-- BEGIN Material for this task --

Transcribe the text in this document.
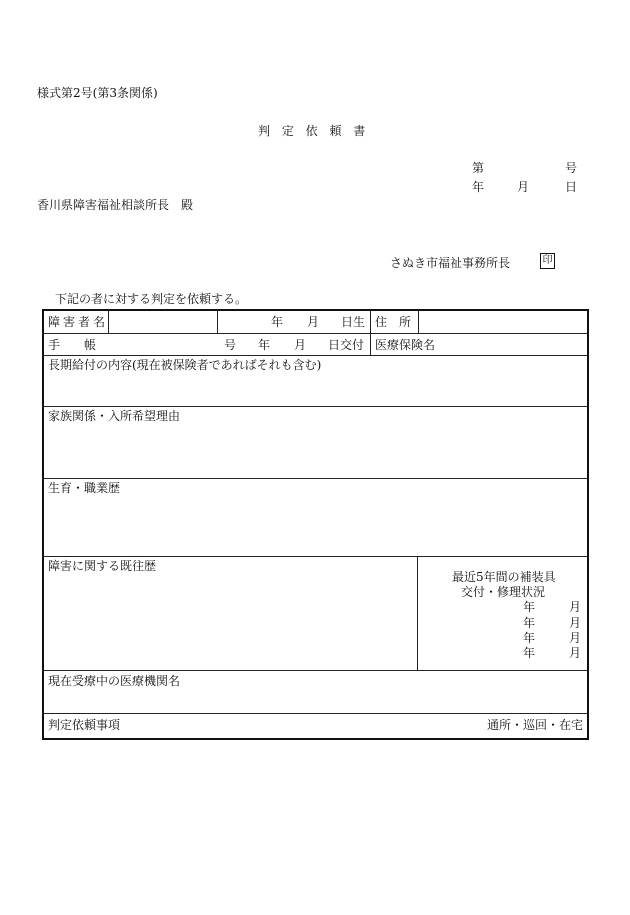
様式第2号(第3条関係)
判 定 依 頼 書
第	号
年	月	日
香川県障害福祉相談所長　殿
さぬき市福祉事務所長	印
下記の者に対する判定を依頼する。
障害者名	年 月 日生 住　所
手　　帳	号 年 月 日交付 医療保険名
長期給付の内容(現在被保険者であればそれも含む)
家族関係・入所希望理由
生育・職業歴
障害に関する既往歴
最近5年間の補装具
交付・修理状況
年	月
年	月
年	月
年	月
現在受療中の医療機関名
判定依頼事項	通所・巡回・在宅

-- END Material for this task --

__Instructions to follow__: Reproduce the material in its entirety and word for word, without the pictures.

__Result__:
Transcribe the text in this document.
様式第2号(第3条関係)
判 定 依 頼 書
第	号
年	月	日
香川県障害福祉相談所長　殿
さぬき市福祉事務所長	印
下記の者に対する判定を依頼する。
障害者名	年 月 日生 住　所
手　　帳	号 年 月 日交付 医療保険名
長期給付の内容(現在被保険者であればそれも含む)
家族関係・入所希望理由
生育・職業歴
障害に関する既往歴
最近5年間の補装具
交付・修理状況
年	月
年	月
年	月
年	月
現在受療中の医療機関名
判定依頼事項	通所・巡回・在宅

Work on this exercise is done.